• [Goal of the exercise]: Search the material for the string "this" and copy each line where it occurs.

Collection entries:
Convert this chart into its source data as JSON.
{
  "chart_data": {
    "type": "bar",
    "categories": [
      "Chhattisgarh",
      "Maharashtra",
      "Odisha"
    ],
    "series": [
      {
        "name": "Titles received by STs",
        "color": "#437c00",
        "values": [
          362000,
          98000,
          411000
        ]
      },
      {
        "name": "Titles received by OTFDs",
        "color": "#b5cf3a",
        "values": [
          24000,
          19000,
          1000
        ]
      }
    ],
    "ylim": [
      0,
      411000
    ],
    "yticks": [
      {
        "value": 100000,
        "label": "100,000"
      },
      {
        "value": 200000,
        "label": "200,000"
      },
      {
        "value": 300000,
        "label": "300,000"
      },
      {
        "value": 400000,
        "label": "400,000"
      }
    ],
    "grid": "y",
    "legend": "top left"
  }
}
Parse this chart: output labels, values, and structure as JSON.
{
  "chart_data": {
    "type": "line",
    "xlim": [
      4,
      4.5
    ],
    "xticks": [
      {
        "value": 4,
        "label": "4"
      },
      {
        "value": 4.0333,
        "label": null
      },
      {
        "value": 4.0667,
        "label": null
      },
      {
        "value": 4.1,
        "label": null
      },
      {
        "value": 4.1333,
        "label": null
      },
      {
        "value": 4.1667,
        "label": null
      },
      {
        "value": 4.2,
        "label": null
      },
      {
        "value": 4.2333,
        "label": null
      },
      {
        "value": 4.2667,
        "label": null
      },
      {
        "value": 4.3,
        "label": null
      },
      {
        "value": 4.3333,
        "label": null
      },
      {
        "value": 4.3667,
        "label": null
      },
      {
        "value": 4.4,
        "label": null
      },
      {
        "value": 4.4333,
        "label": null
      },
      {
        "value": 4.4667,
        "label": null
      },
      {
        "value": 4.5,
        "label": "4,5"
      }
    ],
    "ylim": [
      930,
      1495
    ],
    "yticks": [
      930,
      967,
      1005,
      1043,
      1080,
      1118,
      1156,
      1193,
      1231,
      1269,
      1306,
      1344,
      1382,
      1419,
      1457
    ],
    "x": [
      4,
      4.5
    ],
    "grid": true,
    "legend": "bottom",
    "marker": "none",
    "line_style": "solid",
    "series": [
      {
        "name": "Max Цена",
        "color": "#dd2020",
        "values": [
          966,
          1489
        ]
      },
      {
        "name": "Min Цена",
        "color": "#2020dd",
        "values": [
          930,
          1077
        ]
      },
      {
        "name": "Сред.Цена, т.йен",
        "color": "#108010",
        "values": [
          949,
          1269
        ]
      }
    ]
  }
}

• [The response]:
Convert this chart into its source data as JSON.
Parse this chart: output labels, values, and structure as JSON.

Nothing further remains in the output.